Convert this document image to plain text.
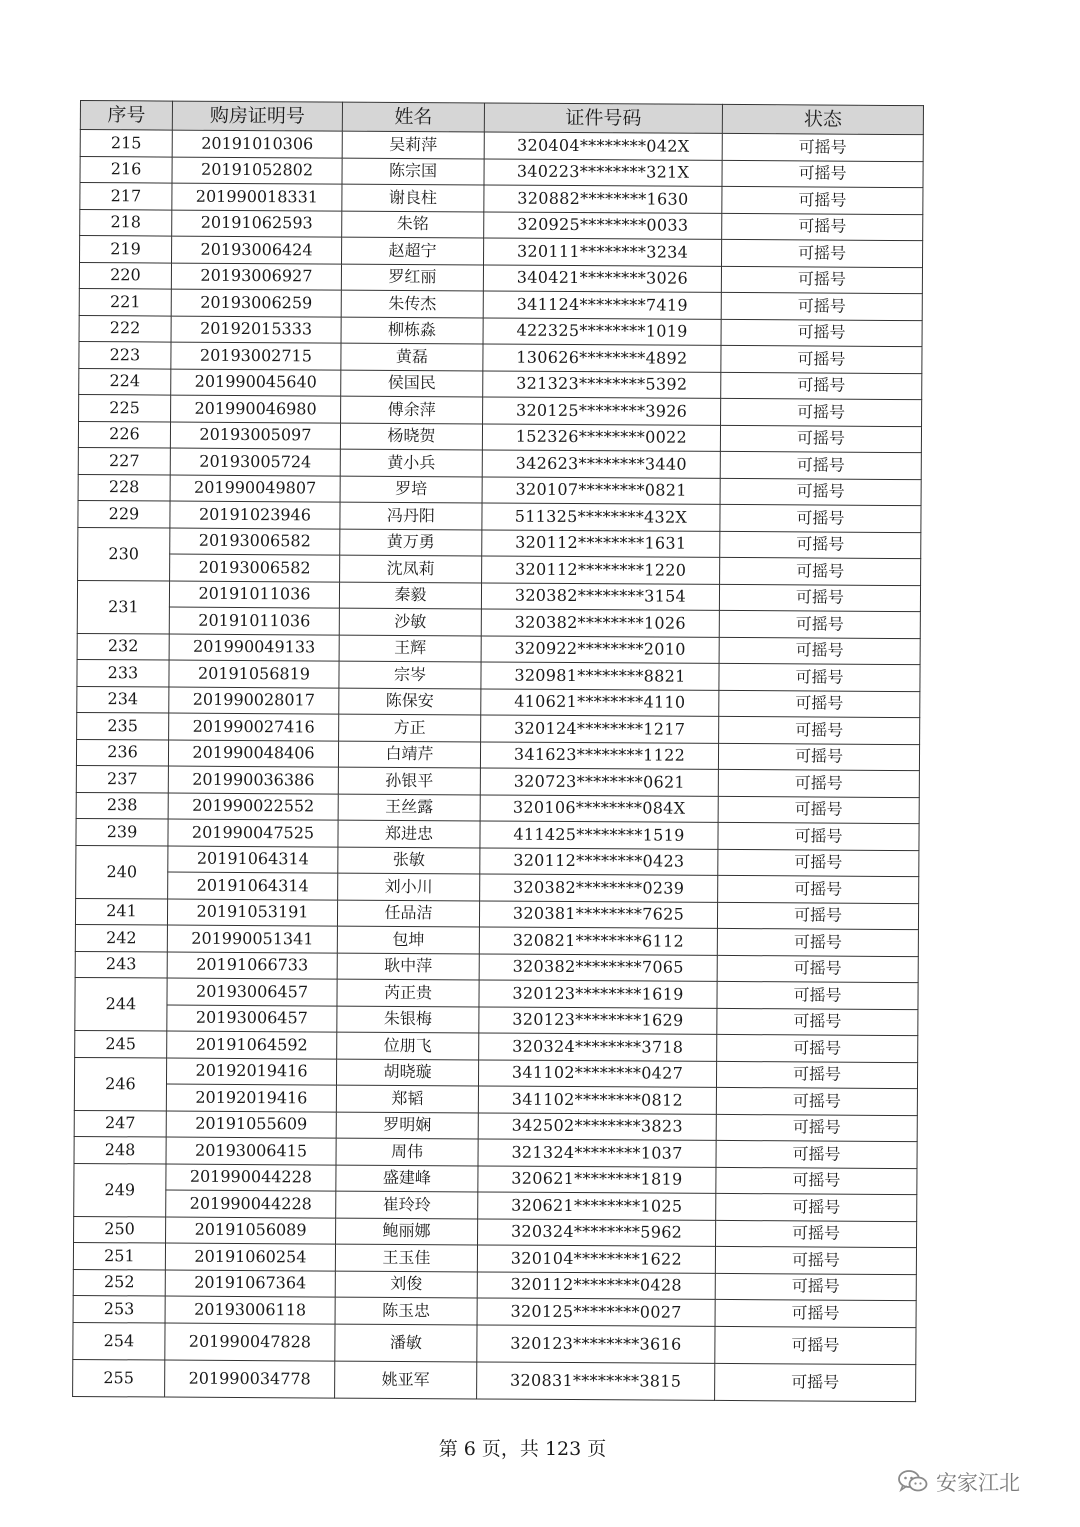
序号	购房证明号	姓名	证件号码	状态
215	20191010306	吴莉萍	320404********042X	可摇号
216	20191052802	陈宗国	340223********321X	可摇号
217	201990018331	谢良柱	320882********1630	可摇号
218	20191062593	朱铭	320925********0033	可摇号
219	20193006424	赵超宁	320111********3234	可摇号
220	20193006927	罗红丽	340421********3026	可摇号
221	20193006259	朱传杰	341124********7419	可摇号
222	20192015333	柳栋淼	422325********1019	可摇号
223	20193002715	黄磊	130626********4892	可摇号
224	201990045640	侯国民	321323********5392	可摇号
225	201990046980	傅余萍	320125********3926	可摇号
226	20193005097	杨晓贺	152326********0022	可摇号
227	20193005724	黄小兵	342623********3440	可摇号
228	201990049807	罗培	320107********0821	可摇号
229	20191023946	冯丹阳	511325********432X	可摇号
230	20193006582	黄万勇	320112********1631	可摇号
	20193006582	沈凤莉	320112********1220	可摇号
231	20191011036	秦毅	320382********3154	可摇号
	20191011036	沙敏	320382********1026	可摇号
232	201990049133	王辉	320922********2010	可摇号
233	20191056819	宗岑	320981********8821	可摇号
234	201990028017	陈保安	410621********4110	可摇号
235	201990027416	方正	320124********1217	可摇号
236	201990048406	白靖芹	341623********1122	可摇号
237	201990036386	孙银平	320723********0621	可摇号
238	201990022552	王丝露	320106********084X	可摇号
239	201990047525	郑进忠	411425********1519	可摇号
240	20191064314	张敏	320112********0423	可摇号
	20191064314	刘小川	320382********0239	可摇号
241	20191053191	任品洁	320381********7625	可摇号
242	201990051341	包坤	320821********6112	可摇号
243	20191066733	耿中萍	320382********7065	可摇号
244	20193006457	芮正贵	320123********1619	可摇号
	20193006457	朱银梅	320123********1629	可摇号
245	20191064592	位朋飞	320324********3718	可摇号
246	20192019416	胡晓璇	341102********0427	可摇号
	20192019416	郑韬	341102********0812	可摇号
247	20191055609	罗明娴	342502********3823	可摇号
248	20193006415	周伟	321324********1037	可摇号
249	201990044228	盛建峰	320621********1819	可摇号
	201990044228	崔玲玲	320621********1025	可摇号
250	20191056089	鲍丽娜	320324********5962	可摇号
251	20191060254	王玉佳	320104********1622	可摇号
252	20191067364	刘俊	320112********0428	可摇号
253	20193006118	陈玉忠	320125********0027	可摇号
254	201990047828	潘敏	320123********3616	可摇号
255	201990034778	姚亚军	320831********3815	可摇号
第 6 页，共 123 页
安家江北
********************
▸ **Short exercise**:
Set down the material above as is, without any pictures.

▸ **Answer to this exercise**:
Convert this document image to plain text.
序号	购房证明号	姓名	证件号码	状态
215	20191010306	吴莉萍	320404********042X	可摇号
216	20191052802	陈宗国	340223********321X	可摇号
217	201990018331	谢良柱	320882********1630	可摇号
218	20191062593	朱铭	320925********0033	可摇号
219	20193006424	赵超宁	320111********3234	可摇号
220	20193006927	罗红丽	340421********3026	可摇号
221	20193006259	朱传杰	341124********7419	可摇号
222	20192015333	柳栋淼	422325********1019	可摇号
223	20193002715	黄磊	130626********4892	可摇号
224	201990045640	侯国民	321323********5392	可摇号
225	201990046980	傅余萍	320125********3926	可摇号
226	20193005097	杨晓贺	152326********0022	可摇号
227	20193005724	黄小兵	342623********3440	可摇号
228	201990049807	罗培	320107********0821	可摇号
229	20191023946	冯丹阳	511325********432X	可摇号
230	20193006582	黄万勇	320112********1631	可摇号
	20193006582	沈凤莉	320112********1220	可摇号
231	20191011036	秦毅	320382********3154	可摇号
	20191011036	沙敏	320382********1026	可摇号
232	201990049133	王辉	320922********2010	可摇号
233	20191056819	宗岑	320981********8821	可摇号
234	201990028017	陈保安	410621********4110	可摇号
235	201990027416	方正	320124********1217	可摇号
236	201990048406	白靖芹	341623********1122	可摇号
237	201990036386	孙银平	320723********0621	可摇号
238	201990022552	王丝露	320106********084X	可摇号
239	201990047525	郑进忠	411425********1519	可摇号
240	20191064314	张敏	320112********0423	可摇号
	20191064314	刘小川	320382********0239	可摇号
241	20191053191	任品洁	320381********7625	可摇号
242	201990051341	包坤	320821********6112	可摇号
243	20191066733	耿中萍	320382********7065	可摇号
244	20193006457	芮正贵	320123********1619	可摇号
	20193006457	朱银梅	320123********1629	可摇号
245	20191064592	位朋飞	320324********3718	可摇号
246	20192019416	胡晓璇	341102********0427	可摇号
	20192019416	郑韬	341102********0812	可摇号
247	20191055609	罗明娴	342502********3823	可摇号
248	20193006415	周伟	321324********1037	可摇号
249	201990044228	盛建峰	320621********1819	可摇号
	201990044228	崔玲玲	320621********1025	可摇号
250	20191056089	鲍丽娜	320324********5962	可摇号
251	20191060254	王玉佳	320104********1622	可摇号
252	20191067364	刘俊	320112********0428	可摇号
253	20193006118	陈玉忠	320125********0027	可摇号
254	201990047828	潘敏	320123********3616	可摇号
255	201990034778	姚亚军	320831********3815	可摇号
第 6 页，共 123 页
安家江北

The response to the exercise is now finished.